WORK TO DO: Determine which lines contain the word "QBID", then copy those lines.

STORED DATA:
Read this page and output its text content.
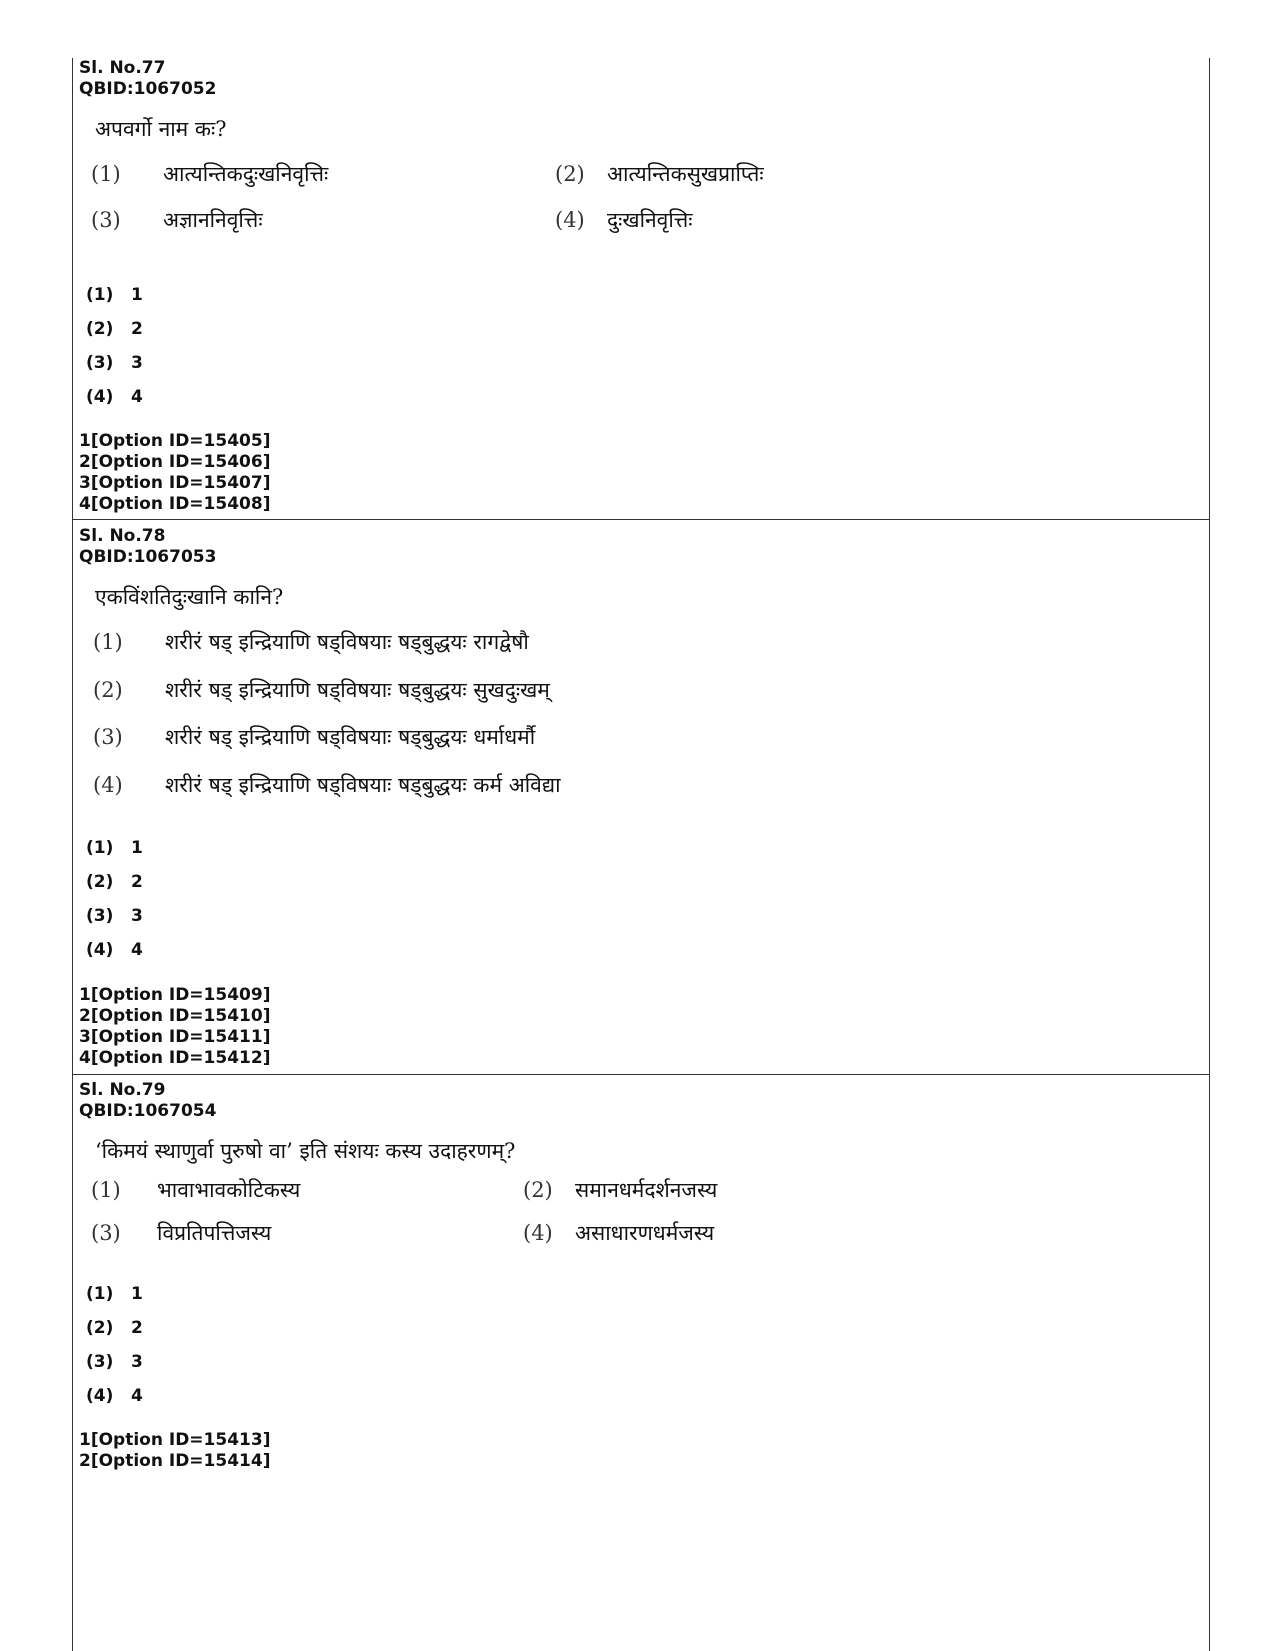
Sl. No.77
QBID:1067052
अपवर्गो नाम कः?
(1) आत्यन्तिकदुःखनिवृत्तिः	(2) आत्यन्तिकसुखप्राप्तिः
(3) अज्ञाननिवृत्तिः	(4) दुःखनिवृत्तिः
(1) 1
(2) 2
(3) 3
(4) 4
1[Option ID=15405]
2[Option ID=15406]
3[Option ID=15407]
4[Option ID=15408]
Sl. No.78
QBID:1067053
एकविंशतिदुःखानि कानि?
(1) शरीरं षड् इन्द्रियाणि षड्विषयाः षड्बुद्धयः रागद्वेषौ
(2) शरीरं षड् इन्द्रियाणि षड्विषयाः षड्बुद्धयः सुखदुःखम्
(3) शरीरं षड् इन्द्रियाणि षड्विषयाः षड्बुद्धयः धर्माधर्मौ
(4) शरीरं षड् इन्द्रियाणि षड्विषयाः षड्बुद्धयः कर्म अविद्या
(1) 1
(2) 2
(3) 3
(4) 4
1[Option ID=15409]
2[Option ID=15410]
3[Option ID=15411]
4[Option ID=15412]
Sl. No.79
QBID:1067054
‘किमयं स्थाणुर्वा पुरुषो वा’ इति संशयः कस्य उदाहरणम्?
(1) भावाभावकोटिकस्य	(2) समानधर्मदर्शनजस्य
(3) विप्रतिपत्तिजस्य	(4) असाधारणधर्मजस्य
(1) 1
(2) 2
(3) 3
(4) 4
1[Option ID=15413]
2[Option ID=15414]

SOLUTION FOR THIS PROBLEM:
QBID:1067052
QBID:1067053
QBID:1067054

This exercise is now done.